RECORDS TO PROCESS:

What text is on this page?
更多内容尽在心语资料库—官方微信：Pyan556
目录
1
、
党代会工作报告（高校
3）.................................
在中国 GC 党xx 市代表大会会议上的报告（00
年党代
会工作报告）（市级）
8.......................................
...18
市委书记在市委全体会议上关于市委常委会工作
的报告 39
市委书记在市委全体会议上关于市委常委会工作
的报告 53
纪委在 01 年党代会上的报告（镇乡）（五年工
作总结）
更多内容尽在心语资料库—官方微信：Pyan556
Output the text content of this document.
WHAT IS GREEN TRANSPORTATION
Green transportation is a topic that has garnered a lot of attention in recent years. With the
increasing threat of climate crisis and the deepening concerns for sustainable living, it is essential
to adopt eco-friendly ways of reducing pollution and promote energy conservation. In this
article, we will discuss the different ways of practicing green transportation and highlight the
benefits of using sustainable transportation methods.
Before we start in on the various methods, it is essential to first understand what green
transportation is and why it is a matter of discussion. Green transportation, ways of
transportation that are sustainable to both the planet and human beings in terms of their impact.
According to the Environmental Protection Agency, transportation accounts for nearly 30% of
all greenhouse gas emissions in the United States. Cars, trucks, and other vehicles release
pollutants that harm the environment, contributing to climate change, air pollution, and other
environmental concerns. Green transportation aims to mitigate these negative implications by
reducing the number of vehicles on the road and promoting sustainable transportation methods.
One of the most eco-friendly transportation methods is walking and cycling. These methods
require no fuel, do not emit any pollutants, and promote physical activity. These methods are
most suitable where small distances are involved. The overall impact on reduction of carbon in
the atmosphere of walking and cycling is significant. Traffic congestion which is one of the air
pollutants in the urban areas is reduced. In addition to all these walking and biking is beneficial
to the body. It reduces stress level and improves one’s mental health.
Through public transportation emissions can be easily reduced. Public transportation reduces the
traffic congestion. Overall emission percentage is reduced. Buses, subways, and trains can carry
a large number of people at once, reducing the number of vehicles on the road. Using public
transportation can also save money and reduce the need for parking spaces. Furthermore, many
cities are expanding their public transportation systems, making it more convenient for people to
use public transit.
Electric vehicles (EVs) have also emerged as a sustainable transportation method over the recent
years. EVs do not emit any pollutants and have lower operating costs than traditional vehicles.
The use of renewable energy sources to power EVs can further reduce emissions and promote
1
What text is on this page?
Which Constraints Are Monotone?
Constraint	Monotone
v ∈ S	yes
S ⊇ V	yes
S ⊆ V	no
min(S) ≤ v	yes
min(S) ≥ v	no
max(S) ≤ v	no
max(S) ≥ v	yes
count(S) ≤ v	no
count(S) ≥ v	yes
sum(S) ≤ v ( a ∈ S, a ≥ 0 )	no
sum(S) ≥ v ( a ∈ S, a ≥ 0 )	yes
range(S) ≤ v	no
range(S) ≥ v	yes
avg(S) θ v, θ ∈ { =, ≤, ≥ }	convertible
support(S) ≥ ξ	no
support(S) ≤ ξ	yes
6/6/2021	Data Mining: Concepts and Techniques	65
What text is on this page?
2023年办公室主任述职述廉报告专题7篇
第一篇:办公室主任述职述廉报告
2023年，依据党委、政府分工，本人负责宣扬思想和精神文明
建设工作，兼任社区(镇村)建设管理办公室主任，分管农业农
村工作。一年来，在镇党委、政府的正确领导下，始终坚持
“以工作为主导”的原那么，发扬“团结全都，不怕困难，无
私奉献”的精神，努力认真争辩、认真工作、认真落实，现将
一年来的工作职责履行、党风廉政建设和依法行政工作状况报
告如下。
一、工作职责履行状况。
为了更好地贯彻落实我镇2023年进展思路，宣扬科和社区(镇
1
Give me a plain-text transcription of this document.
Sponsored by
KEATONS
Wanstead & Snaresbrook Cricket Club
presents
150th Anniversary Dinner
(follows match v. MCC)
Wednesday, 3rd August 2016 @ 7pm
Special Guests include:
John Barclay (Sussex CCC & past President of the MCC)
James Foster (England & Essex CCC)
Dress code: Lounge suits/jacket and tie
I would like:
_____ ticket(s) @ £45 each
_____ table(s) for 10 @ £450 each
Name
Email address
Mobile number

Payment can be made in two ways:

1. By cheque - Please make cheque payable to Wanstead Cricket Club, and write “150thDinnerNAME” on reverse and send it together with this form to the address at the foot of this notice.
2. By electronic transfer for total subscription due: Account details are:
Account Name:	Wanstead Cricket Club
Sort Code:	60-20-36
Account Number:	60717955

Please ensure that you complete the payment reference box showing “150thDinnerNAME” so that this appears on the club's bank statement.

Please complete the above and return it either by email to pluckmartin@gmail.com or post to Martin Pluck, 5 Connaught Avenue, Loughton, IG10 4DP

DO THIS: Repeat the listing in full, keeping every line exactly as it is.

COMPLETE RESPONSE:
What text is on this page?
更多内容尽在心语资料库—官方微信：Pyan556
目录
1
、
党代会工作报告（高校
3）.................................
在中国 GC 党xx 市代表大会会议上的报告（00
年党代
会工作报告）（市级）
8.......................................
...18
市委书记在市委全体会议上关于市委常委会工作
的报告 39
市委书记在市委全体会议上关于市委常委会工作
的报告 53
纪委在 01 年党代会上的报告（镇乡）（五年工
作总结）
更多内容尽在心语资料库—官方微信：Pyan556
Output the text content of this document.
WHAT IS GREEN TRANSPORTATION
Green transportation is a topic that has garnered a lot of attention in recent years. With the
increasing threat of climate crisis and the deepening concerns for sustainable living, it is essential
to adopt eco-friendly ways of reducing pollution and promote energy conservation. In this
article, we will discuss the different ways of practicing green transportation and highlight the
benefits of using sustainable transportation methods.
Before we start in on the various methods, it is essential to first understand what green
transportation is and why it is a matter of discussion. Green transportation, ways of
transportation that are sustainable to both the planet and human beings in terms of their impact.
According to the Environmental Protection Agency, transportation accounts for nearly 30% of
all greenhouse gas emissions in the United States. Cars, trucks, and other vehicles release
pollutants that harm the environment, contributing to climate change, air pollution, and other
environmental concerns. Green transportation aims to mitigate these negative implications by
reducing the number of vehicles on the road and promoting sustainable transportation methods.
One of the most eco-friendly transportation methods is walking and cycling. These methods
require no fuel, do not emit any pollutants, and promote physical activity. These methods are
most suitable where small distances are involved. The overall impact on reduction of carbon in
the atmosphere of walking and cycling is significant. Traffic congestion which is one of the air
pollutants in the urban areas is reduced. In addition to all these walking and biking is beneficial
to the body. It reduces stress level and improves one’s mental health.
Through public transportation emissions can be easily reduced. Public transportation reduces the
traffic congestion. Overall emission percentage is reduced. Buses, subways, and trains can carry
a large number of people at once, reducing the number of vehicles on the road. Using public
transportation can also save money and reduce the need for parking spaces. Furthermore, many
cities are expanding their public transportation systems, making it more convenient for people to
use public transit.
Electric vehicles (EVs) have also emerged as a sustainable transportation method over the recent
years. EVs do not emit any pollutants and have lower operating costs than traditional vehicles.
The use of renewable energy sources to power EVs can further reduce emissions and promote
1
What text is on this page?
Which Constraints Are Monotone?
Constraint	Monotone
v ∈ S	yes
S ⊇ V	yes
S ⊆ V	no
min(S) ≤ v	yes
min(S) ≥ v	no
max(S) ≤ v	no
max(S) ≥ v	yes
count(S) ≤ v	no
count(S) ≥ v	yes
sum(S) ≤ v ( a ∈ S, a ≥ 0 )	no
sum(S) ≥ v ( a ∈ S, a ≥ 0 )	yes
range(S) ≤ v	no
range(S) ≥ v	yes
avg(S) θ v, θ ∈ { =, ≤, ≥ }	convertible
support(S) ≥ ξ	no
support(S) ≤ ξ	yes
6/6/2021	Data Mining: Concepts and Techniques	65
What text is on this page?
2023年办公室主任述职述廉报告专题7篇
第一篇:办公室主任述职述廉报告
2023年，依据党委、政府分工，本人负责宣扬思想和精神文明
建设工作，兼任社区(镇村)建设管理办公室主任，分管农业农
村工作。一年来，在镇党委、政府的正确领导下，始终坚持
“以工作为主导”的原那么，发扬“团结全都，不怕困难，无
私奉献”的精神，努力认真争辩、认真工作、认真落实，现将
一年来的工作职责履行、党风廉政建设和依法行政工作状况报
告如下。
一、工作职责履行状况。
为了更好地贯彻落实我镇2023年进展思路，宣扬科和社区(镇
1
Give me a plain-text transcription of this document.
Sponsored by
KEATONS
Wanstead & Snaresbrook Cricket Club
presents
150th Anniversary Dinner
(follows match v. MCC)
Wednesday, 3rd August 2016 @ 7pm
Special Guests include:
John Barclay (Sussex CCC & past President of the MCC)
James Foster (England & Essex CCC)
Dress code: Lounge suits/jacket and tie
I would like:
_____ ticket(s) @ £45 each
_____ table(s) for 10 @ £450 each
Name
Email address
Mobile number

Payment can be made in two ways:

1. By cheque - Please make cheque payable to Wanstead Cricket Club, and write “150thDinnerNAME” on reverse and send it together with this form to the address at the foot of this notice.
2. By electronic transfer for total subscription due: Account details are:
Account Name:	Wanstead Cricket Club
Sort Code:	60-20-36
Account Number:	60717955

Please ensure that you complete the payment reference box showing “150thDinnerNAME” so that this appears on the club's bank statement.

Please complete the above and return it either by email to pluckmartin@gmail.com or post to Martin Pluck, 5 Connaught Avenue, Loughton, IG10 4DP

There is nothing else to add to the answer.